# Provided information:
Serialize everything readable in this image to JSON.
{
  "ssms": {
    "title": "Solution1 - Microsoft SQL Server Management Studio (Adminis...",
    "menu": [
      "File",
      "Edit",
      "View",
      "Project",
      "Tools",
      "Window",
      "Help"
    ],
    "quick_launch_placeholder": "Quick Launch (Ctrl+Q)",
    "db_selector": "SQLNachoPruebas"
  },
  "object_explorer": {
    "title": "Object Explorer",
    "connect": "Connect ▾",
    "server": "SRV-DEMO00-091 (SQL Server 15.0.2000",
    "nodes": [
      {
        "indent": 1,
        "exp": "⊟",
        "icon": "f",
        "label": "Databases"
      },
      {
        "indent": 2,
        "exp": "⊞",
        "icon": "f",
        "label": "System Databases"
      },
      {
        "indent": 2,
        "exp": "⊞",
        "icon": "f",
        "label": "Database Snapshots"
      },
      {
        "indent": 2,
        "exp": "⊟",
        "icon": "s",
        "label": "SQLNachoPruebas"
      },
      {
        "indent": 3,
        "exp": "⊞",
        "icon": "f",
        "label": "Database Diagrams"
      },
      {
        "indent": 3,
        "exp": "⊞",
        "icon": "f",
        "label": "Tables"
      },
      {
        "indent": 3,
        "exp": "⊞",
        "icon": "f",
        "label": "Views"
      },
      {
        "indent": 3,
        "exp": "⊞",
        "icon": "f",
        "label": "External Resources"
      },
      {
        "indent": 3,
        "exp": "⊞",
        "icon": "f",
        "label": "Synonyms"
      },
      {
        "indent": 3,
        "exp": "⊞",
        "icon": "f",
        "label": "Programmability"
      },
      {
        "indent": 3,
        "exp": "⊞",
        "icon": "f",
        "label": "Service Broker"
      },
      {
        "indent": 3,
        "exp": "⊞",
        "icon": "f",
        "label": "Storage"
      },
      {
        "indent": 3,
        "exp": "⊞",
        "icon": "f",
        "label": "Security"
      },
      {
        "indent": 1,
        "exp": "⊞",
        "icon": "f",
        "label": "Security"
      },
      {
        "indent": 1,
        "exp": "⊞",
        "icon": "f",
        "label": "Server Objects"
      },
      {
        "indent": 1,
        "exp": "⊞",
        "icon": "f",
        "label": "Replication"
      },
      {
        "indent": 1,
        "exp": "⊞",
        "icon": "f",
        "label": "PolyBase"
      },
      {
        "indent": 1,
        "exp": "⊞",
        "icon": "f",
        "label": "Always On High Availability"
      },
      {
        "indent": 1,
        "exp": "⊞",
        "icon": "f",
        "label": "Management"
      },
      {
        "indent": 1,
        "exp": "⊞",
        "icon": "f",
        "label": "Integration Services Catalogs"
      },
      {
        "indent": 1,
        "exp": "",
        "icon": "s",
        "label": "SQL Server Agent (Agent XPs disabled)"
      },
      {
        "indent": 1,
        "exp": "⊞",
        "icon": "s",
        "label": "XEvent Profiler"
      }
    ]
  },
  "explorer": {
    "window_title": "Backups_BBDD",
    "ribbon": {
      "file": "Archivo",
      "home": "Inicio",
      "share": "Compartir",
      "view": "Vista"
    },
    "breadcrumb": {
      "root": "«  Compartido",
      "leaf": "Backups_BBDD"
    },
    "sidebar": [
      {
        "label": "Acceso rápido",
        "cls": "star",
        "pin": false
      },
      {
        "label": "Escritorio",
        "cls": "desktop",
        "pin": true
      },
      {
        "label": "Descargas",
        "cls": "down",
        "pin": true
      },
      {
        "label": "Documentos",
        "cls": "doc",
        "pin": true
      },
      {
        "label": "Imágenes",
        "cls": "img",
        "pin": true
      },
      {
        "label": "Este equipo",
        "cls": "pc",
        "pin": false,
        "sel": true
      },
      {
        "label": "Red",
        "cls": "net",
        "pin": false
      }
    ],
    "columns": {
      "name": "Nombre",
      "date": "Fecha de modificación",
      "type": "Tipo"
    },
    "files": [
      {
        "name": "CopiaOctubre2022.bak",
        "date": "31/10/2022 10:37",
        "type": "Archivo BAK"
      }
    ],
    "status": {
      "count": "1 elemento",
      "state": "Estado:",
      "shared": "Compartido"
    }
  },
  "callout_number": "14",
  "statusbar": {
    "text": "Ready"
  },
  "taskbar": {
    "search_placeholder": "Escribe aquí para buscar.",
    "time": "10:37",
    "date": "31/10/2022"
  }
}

# Work required:
Report how many lines in the listing above have the string "name" in them; write the number only.

# Written solution:
2